● **Given request**: All of the material below is to be repeated exactly.

● **Entries shown**:
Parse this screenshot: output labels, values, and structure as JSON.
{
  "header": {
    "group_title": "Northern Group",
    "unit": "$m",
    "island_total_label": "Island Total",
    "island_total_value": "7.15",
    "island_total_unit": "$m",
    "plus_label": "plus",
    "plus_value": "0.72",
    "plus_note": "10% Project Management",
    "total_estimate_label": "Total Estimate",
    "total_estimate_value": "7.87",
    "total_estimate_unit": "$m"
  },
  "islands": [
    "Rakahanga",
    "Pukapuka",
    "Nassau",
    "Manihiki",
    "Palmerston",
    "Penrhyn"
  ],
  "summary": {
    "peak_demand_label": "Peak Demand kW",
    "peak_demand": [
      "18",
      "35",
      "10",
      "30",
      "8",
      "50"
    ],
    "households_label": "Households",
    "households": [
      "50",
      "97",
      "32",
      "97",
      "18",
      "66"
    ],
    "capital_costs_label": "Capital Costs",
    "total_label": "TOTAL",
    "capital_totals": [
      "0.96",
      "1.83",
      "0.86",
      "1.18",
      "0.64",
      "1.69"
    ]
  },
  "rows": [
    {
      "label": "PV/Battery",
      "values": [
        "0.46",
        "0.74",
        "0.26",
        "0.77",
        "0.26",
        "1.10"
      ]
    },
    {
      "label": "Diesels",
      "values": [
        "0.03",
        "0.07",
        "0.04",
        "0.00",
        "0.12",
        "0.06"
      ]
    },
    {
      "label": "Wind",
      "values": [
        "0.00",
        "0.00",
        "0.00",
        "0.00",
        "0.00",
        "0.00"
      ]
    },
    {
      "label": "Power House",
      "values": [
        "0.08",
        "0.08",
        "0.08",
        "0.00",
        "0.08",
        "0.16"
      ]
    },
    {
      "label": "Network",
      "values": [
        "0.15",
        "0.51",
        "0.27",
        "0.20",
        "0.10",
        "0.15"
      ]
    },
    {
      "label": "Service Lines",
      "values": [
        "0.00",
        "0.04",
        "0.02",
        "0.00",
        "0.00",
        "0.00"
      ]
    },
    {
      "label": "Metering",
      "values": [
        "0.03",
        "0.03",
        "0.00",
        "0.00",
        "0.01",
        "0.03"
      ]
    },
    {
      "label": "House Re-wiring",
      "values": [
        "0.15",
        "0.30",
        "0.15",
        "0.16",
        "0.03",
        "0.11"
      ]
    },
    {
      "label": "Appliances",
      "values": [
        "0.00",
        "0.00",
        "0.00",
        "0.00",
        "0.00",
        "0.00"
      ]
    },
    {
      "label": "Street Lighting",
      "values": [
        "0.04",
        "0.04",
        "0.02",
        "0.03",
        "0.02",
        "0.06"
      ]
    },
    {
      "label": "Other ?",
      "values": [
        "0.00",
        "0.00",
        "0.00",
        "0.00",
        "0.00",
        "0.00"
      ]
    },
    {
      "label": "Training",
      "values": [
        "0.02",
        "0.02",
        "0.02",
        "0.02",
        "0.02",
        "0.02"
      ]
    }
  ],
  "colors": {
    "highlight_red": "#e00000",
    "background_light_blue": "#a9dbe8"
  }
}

● **Reply**:
Parse this screenshot: output labels, values, and structure as JSON.
{
  "header": {
    "group_title": "Northern Group",
    "unit": "$m",
    "island_total_label": "Island Total",
    "island_total_value": "7.15",
    "island_total_unit": "$m",
    "plus_label": "plus",
    "plus_value": "0.72",
    "plus_note": "10% Project Management",
    "total_estimate_label": "Total Estimate",
    "total_estimate_value": "7.87",
    "total_estimate_unit": "$m"
  },
  "islands": [
    "Rakahanga",
    "Pukapuka",
    "Nassau",
    "Manihiki",
    "Palmerston",
    "Penrhyn"
  ],
  "summary": {
    "peak_demand_label": "Peak Demand kW",
    "peak_demand": [
      "18",
      "35",
      "10",
      "30",
      "8",
      "50"
    ],
    "households_label": "Households",
    "households": [
      "50",
      "97",
      "32",
      "97",
      "18",
      "66"
    ],
    "capital_costs_label": "Capital Costs",
    "total_label": "TOTAL",
    "capital_totals": [
      "0.96",
      "1.83",
      "0.86",
      "1.18",
      "0.64",
      "1.69"
    ]
  },
  "rows": [
    {
      "label": "PV/Battery",
      "values": [
        "0.46",
        "0.74",
        "0.26",
        "0.77",
        "0.26",
        "1.10"
      ]
    },
    {
      "label": "Diesels",
      "values": [
        "0.03",
        "0.07",
        "0.04",
        "0.00",
        "0.12",
        "0.06"
      ]
    },
    {
      "label": "Wind",
      "values": [
        "0.00",
        "0.00",
        "0.00",
        "0.00",
        "0.00",
        "0.00"
      ]
    },
    {
      "label": "Power House",
      "values": [
        "0.08",
        "0.08",
        "0.08",
        "0.00",
        "0.08",
        "0.16"
      ]
    },
    {
      "label": "Network",
      "values": [
        "0.15",
        "0.51",
        "0.27",
        "0.20",
        "0.10",
        "0.15"
      ]
    },
    {
      "label": "Service Lines",
      "values": [
        "0.00",
        "0.04",
        "0.02",
        "0.00",
        "0.00",
        "0.00"
      ]
    },
    {
      "label": "Metering",
      "values": [
        "0.03",
        "0.03",
        "0.00",
        "0.00",
        "0.01",
        "0.03"
      ]
    },
    {
      "label": "House Re-wiring",
      "values": [
        "0.15",
        "0.30",
        "0.15",
        "0.16",
        "0.03",
        "0.11"
      ]
    },
    {
      "label": "Appliances",
      "values": [
        "0.00",
        "0.00",
        "0.00",
        "0.00",
        "0.00",
        "0.00"
      ]
    },
    {
      "label": "Street Lighting",
      "values": [
        "0.04",
        "0.04",
        "0.02",
        "0.03",
        "0.02",
        "0.06"
      ]
    },
    {
      "label": "Other ?",
      "values": [
        "0.00",
        "0.00",
        "0.00",
        "0.00",
        "0.00",
        "0.00"
      ]
    },
    {
      "label": "Training",
      "values": [
        "0.02",
        "0.02",
        "0.02",
        "0.02",
        "0.02",
        "0.02"
      ]
    }
  ],
  "colors": {
    "highlight_red": "#e00000",
    "background_light_blue": "#a9dbe8"
  }
}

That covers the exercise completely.